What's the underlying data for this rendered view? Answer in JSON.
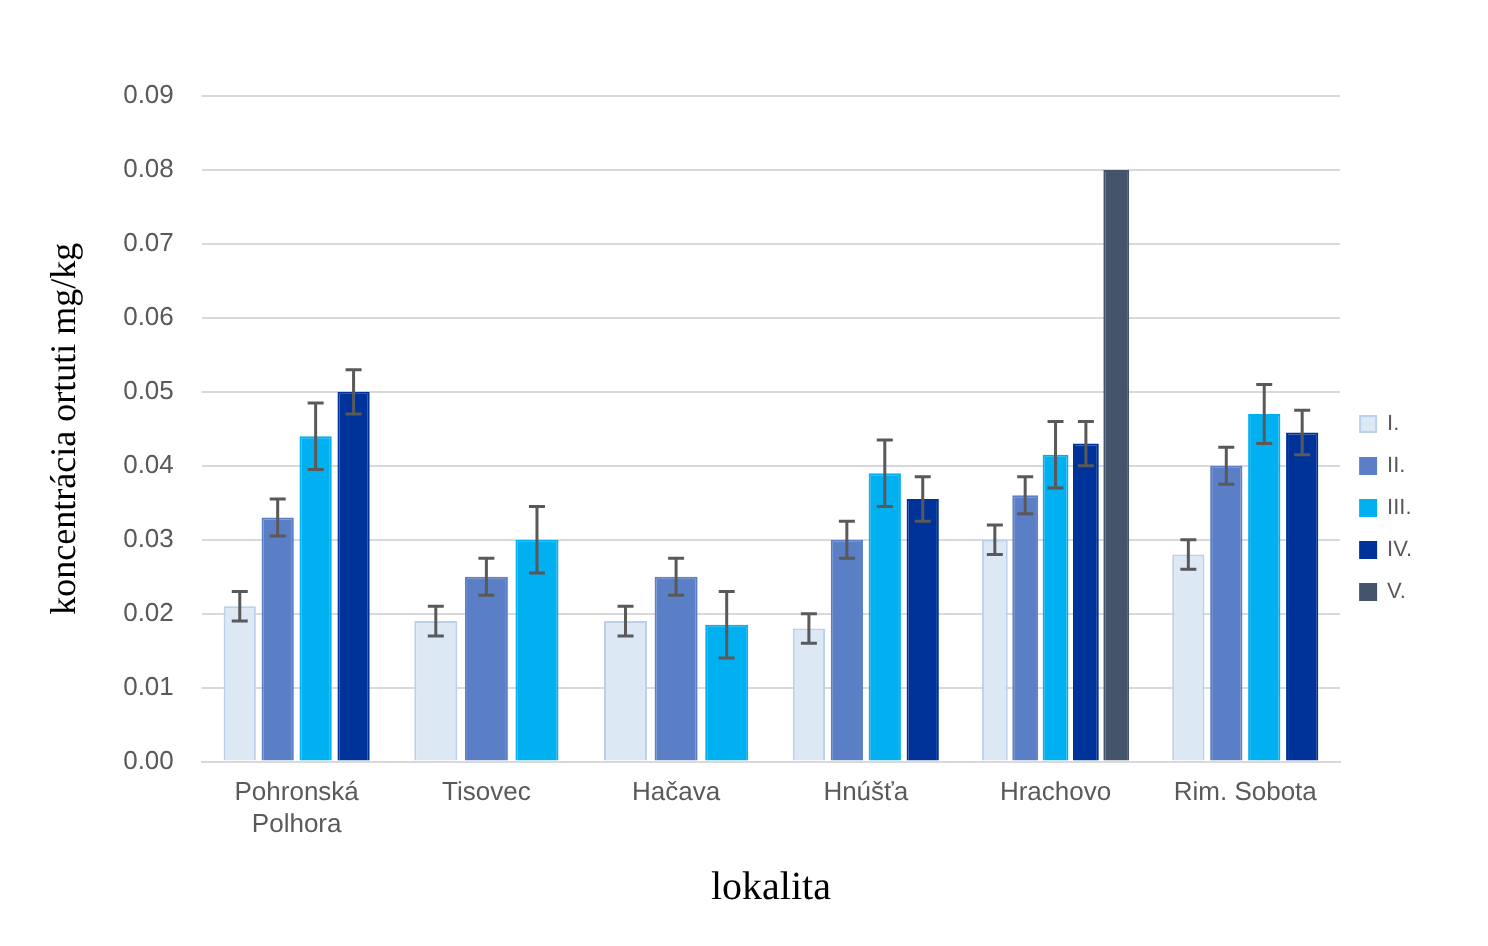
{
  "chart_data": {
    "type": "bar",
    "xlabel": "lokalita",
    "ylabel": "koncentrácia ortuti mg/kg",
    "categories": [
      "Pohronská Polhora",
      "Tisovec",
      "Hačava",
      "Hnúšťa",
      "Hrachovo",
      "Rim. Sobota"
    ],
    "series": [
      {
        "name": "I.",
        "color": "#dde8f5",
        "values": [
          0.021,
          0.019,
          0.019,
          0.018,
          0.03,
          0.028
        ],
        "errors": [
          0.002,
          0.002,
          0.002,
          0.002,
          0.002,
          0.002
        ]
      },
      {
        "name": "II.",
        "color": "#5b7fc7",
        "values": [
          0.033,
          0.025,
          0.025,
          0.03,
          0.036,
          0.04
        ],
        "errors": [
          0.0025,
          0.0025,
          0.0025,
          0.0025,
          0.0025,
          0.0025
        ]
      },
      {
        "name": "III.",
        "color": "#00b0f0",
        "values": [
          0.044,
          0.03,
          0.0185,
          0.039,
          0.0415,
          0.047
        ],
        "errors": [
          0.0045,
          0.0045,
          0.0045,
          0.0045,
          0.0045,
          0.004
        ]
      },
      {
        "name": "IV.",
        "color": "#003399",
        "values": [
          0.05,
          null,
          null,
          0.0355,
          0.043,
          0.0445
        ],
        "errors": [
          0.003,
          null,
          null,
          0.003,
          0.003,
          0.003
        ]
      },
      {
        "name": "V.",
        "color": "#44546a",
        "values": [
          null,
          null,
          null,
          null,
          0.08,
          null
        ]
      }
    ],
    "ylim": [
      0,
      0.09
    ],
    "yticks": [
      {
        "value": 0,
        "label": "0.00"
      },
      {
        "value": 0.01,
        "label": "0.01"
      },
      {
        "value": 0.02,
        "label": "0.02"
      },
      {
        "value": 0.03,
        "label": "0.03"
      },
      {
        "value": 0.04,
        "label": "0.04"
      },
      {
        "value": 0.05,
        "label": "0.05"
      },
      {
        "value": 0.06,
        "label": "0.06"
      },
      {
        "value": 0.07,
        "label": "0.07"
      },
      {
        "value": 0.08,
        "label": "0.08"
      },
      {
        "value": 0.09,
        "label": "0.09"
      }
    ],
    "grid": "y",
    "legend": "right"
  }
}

::::

SET PROBLEM: Every record above should be transcribed exactly; the pictures stay out of the copy.

FINISHED ANSWER:
What's the underlying data for this rendered view? Answer in JSON.
{
  "chart_data": {
    "type": "bar",
    "xlabel": "lokalita",
    "ylabel": "koncentrácia ortuti mg/kg",
    "categories": [
      "Pohronská Polhora",
      "Tisovec",
      "Hačava",
      "Hnúšťa",
      "Hrachovo",
      "Rim. Sobota"
    ],
    "series": [
      {
        "name": "I.",
        "color": "#dde8f5",
        "values": [
          0.021,
          0.019,
          0.019,
          0.018,
          0.03,
          0.028
        ],
        "errors": [
          0.002,
          0.002,
          0.002,
          0.002,
          0.002,
          0.002
        ]
      },
      {
        "name": "II.",
        "color": "#5b7fc7",
        "values": [
          0.033,
          0.025,
          0.025,
          0.03,
          0.036,
          0.04
        ],
        "errors": [
          0.0025,
          0.0025,
          0.0025,
          0.0025,
          0.0025,
          0.0025
        ]
      },
      {
        "name": "III.",
        "color": "#00b0f0",
        "values": [
          0.044,
          0.03,
          0.0185,
          0.039,
          0.0415,
          0.047
        ],
        "errors": [
          0.0045,
          0.0045,
          0.0045,
          0.0045,
          0.0045,
          0.004
        ]
      },
      {
        "name": "IV.",
        "color": "#003399",
        "values": [
          0.05,
          null,
          null,
          0.0355,
          0.043,
          0.0445
        ],
        "errors": [
          0.003,
          null,
          null,
          0.003,
          0.003,
          0.003
        ]
      },
      {
        "name": "V.",
        "color": "#44546a",
        "values": [
          null,
          null,
          null,
          null,
          0.08,
          null
        ]
      }
    ],
    "ylim": [
      0,
      0.09
    ],
    "yticks": [
      {
        "value": 0,
        "label": "0.00"
      },
      {
        "value": 0.01,
        "label": "0.01"
      },
      {
        "value": 0.02,
        "label": "0.02"
      },
      {
        "value": 0.03,
        "label": "0.03"
      },
      {
        "value": 0.04,
        "label": "0.04"
      },
      {
        "value": 0.05,
        "label": "0.05"
      },
      {
        "value": 0.06,
        "label": "0.06"
      },
      {
        "value": 0.07,
        "label": "0.07"
      },
      {
        "value": 0.08,
        "label": "0.08"
      },
      {
        "value": 0.09,
        "label": "0.09"
      }
    ],
    "grid": "y",
    "legend": "right"
  }
}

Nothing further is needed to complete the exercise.